## Brief
Write every record out again exactly, and keep images out of it.

Collected data entries:
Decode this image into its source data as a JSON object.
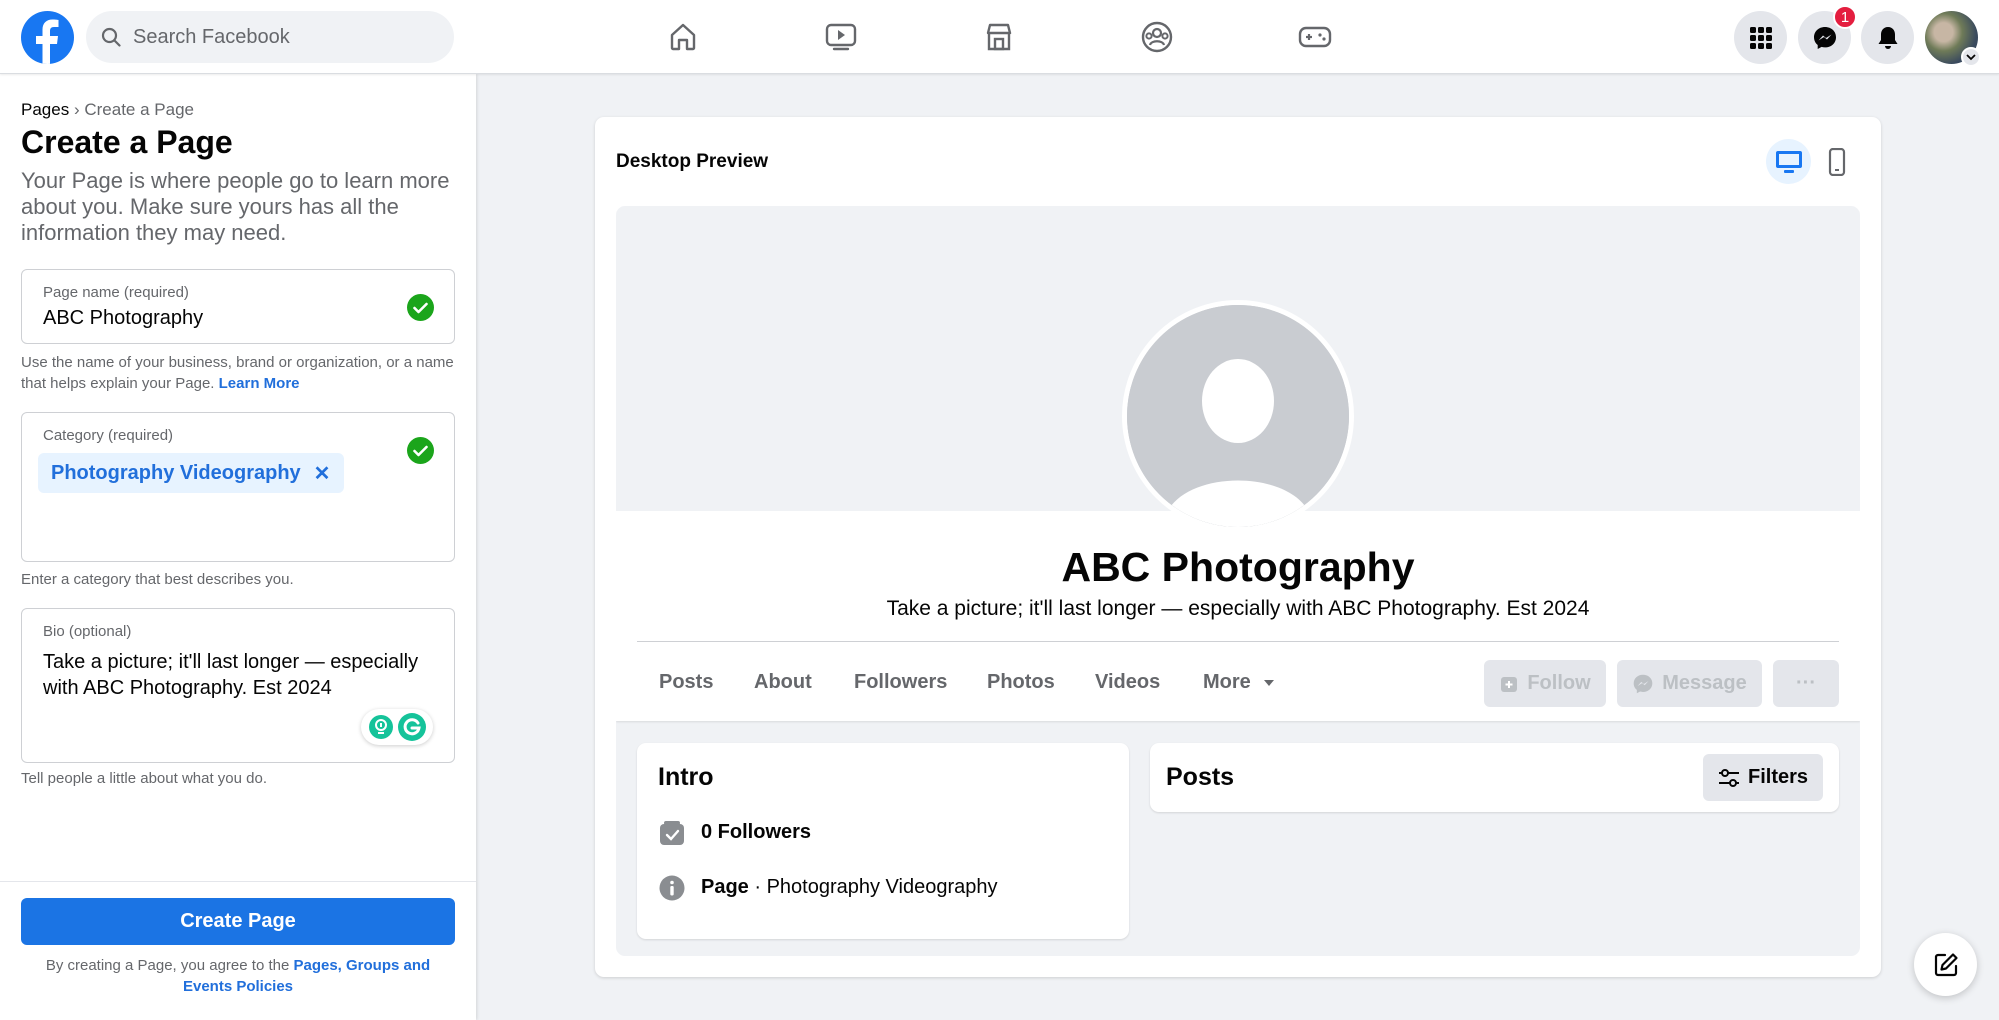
{
  "header": {
    "search_placeholder": "Search Facebook",
    "messenger_badge": "1",
    "nav_icons": [
      "home-icon",
      "watch-icon",
      "marketplace-icon",
      "groups-icon",
      "gaming-icon"
    ]
  },
  "breadcrumb": {
    "root": "Pages",
    "separator": "›",
    "current": "Create a Page"
  },
  "form": {
    "title": "Create a Page",
    "subtitle": "Your Page is where people go to learn more about you. Make sure yours has all the information they may need.",
    "page_name": {
      "label": "Page name (required)",
      "value": "ABC Photography",
      "helper": "Use the name of your business, brand or organization, or a name that helps explain your Page.",
      "learn_more": "Learn More"
    },
    "category": {
      "label": "Category (required)",
      "chip": "Photography Videography",
      "chip_remove": "✕",
      "helper": "Enter a category that best describes you."
    },
    "bio": {
      "label": "Bio (optional)",
      "value": "Take a picture; it'll last longer — especially with ABC Photography. Est 2024",
      "helper": "Tell people a little about what you do."
    },
    "create_button": "Create Page",
    "terms_prefix": "By creating a Page, you agree to the",
    "terms_link": "Pages, Groups and Events Policies"
  },
  "preview": {
    "title": "Desktop Preview",
    "page_name": "ABC Photography",
    "bio": "Take a picture; it'll last longer — especially with ABC Photography. Est 2024",
    "tabs": [
      "Posts",
      "About",
      "Followers",
      "Photos",
      "Videos",
      "More"
    ],
    "actions": {
      "follow": "Follow",
      "message": "Message",
      "more": "···"
    },
    "intro": {
      "title": "Intro",
      "followers": "0 Followers",
      "page_label": "Page",
      "category": " · Photography Videography"
    },
    "posts": {
      "title": "Posts",
      "filters": "Filters"
    }
  },
  "colors": {
    "brand": "#1877f2",
    "link": "#216fdb",
    "success": "#1ba51b",
    "badge": "#e41e3f"
  }
}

## Response for this exercise
Decode this image into its source data as a JSON object.
{
  "header": {
    "search_placeholder": "Search Facebook",
    "messenger_badge": "1",
    "nav_icons": [
      "home-icon",
      "watch-icon",
      "marketplace-icon",
      "groups-icon",
      "gaming-icon"
    ]
  },
  "breadcrumb": {
    "root": "Pages",
    "separator": "›",
    "current": "Create a Page"
  },
  "form": {
    "title": "Create a Page",
    "subtitle": "Your Page is where people go to learn more about you. Make sure yours has all the information they may need.",
    "page_name": {
      "label": "Page name (required)",
      "value": "ABC Photography",
      "helper": "Use the name of your business, brand or organization, or a name that helps explain your Page.",
      "learn_more": "Learn More"
    },
    "category": {
      "label": "Category (required)",
      "chip": "Photography Videography",
      "chip_remove": "✕",
      "helper": "Enter a category that best describes you."
    },
    "bio": {
      "label": "Bio (optional)",
      "value": "Take a picture; it'll last longer — especially with ABC Photography. Est 2024",
      "helper": "Tell people a little about what you do."
    },
    "create_button": "Create Page",
    "terms_prefix": "By creating a Page, you agree to the",
    "terms_link": "Pages, Groups and Events Policies"
  },
  "preview": {
    "title": "Desktop Preview",
    "page_name": "ABC Photography",
    "bio": "Take a picture; it'll last longer — especially with ABC Photography. Est 2024",
    "tabs": [
      "Posts",
      "About",
      "Followers",
      "Photos",
      "Videos",
      "More"
    ],
    "actions": {
      "follow": "Follow",
      "message": "Message",
      "more": "···"
    },
    "intro": {
      "title": "Intro",
      "followers": "0 Followers",
      "page_label": "Page",
      "category": " · Photography Videography"
    },
    "posts": {
      "title": "Posts",
      "filters": "Filters"
    }
  },
  "colors": {
    "brand": "#1877f2",
    "link": "#216fdb",
    "success": "#1ba51b",
    "badge": "#e41e3f"
  }
}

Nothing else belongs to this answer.